--- begin Available data ---

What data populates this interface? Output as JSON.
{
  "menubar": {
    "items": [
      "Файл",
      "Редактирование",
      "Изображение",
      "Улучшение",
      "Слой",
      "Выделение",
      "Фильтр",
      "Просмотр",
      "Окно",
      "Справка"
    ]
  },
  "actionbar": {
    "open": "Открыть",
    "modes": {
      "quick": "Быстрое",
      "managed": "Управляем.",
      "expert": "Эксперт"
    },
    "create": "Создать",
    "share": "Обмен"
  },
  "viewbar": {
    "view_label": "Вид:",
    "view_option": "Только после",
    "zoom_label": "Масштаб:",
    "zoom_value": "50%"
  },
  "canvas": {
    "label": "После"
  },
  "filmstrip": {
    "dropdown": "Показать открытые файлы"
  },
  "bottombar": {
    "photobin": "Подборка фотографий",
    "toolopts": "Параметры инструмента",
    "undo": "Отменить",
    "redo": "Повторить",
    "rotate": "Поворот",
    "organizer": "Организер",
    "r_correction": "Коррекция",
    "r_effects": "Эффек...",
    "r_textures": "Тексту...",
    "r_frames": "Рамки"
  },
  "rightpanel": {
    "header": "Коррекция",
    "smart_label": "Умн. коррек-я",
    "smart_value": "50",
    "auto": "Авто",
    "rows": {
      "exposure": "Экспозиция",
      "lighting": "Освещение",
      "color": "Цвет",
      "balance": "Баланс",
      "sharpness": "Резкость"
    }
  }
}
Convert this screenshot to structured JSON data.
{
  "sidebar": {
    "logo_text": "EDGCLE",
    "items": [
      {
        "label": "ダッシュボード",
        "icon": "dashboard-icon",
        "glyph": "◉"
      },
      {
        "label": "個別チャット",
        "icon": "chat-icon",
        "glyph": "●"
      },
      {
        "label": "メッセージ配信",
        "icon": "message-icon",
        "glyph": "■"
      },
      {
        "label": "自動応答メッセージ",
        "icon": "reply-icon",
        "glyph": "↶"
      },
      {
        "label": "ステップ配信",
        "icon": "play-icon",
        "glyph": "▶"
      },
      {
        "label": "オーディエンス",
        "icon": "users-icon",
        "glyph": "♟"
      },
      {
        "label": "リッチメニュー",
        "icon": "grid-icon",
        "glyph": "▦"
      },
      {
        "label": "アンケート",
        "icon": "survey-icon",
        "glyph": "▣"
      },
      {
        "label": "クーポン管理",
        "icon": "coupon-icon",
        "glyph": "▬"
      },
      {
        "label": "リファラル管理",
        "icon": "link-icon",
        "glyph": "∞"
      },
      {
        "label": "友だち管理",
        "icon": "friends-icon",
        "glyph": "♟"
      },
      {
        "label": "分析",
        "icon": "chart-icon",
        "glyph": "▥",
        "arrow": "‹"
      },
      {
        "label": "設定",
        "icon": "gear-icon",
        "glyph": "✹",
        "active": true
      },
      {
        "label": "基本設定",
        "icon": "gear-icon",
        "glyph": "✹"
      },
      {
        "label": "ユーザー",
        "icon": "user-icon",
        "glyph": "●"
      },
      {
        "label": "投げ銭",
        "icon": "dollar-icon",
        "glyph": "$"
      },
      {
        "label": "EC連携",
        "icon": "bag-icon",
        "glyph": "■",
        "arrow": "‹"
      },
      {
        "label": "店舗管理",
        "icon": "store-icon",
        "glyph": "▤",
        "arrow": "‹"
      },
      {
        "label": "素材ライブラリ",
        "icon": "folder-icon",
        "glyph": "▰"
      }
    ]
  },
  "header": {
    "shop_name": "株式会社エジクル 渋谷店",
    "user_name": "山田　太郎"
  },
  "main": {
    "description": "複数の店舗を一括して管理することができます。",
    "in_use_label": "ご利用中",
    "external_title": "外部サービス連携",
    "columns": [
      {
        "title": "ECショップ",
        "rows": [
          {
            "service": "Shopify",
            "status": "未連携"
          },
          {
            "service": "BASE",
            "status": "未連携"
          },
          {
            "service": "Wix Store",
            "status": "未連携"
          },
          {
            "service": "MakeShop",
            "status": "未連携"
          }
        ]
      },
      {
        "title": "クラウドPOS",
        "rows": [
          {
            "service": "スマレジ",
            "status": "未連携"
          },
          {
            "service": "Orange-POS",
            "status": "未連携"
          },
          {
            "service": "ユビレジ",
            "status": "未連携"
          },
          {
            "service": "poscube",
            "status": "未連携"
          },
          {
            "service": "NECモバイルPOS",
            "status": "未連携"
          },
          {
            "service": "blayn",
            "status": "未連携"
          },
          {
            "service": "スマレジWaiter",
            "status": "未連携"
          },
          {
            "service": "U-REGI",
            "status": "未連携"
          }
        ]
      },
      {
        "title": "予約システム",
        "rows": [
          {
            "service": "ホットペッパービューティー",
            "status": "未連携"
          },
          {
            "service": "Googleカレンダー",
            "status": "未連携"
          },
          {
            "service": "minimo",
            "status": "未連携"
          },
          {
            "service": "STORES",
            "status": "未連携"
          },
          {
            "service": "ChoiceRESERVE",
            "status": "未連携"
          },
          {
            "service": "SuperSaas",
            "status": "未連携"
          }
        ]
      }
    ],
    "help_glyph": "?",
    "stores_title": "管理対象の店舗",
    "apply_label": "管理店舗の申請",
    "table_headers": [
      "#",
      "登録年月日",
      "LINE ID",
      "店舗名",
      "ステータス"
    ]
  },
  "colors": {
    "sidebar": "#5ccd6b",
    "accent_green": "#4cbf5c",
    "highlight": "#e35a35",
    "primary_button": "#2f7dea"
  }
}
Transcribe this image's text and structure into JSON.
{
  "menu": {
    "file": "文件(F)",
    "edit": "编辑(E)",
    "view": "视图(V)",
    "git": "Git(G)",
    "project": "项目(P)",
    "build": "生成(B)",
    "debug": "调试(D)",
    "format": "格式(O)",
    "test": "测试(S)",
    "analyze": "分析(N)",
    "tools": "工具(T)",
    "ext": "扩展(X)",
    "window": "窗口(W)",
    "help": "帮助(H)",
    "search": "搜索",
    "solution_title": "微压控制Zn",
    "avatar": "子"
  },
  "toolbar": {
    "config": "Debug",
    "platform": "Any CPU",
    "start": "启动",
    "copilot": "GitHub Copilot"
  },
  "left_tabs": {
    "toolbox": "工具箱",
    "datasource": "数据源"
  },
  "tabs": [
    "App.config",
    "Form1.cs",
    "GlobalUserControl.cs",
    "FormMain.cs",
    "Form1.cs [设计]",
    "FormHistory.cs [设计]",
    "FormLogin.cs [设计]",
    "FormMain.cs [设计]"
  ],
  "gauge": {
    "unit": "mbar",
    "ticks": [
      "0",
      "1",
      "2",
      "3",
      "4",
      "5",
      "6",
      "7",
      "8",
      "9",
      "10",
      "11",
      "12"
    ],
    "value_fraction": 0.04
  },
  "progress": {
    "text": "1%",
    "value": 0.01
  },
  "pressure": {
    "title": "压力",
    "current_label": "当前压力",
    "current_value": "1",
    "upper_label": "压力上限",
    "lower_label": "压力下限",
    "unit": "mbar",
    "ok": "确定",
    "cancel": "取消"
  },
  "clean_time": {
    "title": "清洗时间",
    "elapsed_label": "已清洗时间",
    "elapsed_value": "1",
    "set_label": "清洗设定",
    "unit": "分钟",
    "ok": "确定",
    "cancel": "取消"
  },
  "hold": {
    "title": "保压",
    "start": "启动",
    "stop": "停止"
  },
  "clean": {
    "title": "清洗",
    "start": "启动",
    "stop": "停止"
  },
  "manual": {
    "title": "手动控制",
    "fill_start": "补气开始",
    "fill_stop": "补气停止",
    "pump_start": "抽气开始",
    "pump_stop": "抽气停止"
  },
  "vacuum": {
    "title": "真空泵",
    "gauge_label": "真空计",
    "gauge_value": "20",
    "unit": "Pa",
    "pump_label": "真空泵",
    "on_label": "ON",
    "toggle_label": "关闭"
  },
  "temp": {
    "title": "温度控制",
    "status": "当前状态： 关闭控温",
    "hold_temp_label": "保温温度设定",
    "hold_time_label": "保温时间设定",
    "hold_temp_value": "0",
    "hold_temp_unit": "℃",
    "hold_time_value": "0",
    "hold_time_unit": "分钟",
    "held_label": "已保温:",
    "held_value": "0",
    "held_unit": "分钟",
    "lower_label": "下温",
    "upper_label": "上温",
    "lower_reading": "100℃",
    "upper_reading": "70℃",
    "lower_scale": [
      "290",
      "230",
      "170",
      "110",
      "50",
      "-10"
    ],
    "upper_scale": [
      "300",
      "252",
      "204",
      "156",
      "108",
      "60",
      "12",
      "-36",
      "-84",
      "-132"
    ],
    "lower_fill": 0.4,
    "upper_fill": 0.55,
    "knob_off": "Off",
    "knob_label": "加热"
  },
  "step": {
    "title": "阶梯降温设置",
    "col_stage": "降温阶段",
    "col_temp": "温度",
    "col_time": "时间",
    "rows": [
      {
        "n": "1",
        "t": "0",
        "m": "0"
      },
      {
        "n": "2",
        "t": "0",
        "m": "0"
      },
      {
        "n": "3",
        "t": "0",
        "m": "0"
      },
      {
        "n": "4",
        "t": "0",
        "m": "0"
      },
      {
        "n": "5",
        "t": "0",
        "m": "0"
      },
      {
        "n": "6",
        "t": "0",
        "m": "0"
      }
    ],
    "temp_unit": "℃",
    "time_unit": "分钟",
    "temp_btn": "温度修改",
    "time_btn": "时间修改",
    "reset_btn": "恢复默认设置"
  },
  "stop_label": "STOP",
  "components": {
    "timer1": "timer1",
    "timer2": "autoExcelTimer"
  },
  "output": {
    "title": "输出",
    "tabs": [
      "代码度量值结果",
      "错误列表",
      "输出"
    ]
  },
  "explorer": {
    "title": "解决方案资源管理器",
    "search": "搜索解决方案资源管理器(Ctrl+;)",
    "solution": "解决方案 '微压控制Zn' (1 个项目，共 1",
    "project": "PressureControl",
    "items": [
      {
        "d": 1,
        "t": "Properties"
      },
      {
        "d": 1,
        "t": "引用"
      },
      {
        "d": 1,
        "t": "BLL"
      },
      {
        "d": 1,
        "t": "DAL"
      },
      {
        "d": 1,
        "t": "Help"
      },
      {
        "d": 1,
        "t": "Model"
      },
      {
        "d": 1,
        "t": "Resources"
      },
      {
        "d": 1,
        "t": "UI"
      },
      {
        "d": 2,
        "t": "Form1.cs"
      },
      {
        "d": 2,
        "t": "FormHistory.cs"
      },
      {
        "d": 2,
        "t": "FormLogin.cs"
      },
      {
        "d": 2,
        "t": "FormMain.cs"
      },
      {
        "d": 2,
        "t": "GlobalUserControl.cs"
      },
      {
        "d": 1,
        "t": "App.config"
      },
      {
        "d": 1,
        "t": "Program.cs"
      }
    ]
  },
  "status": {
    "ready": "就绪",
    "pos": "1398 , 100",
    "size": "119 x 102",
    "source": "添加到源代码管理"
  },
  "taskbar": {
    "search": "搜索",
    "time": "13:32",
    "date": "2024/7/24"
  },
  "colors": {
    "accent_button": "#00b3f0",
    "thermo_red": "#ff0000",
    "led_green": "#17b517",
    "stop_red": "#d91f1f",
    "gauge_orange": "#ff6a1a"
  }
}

--- end Available data ---

* **Work to do**
Scan the listing above and copy all lines containing the word "FormMain".

* **Solution for this exercise**
    "FormMain.cs",
    "FormMain.cs [设计]"
        "t": "FormMain.cs"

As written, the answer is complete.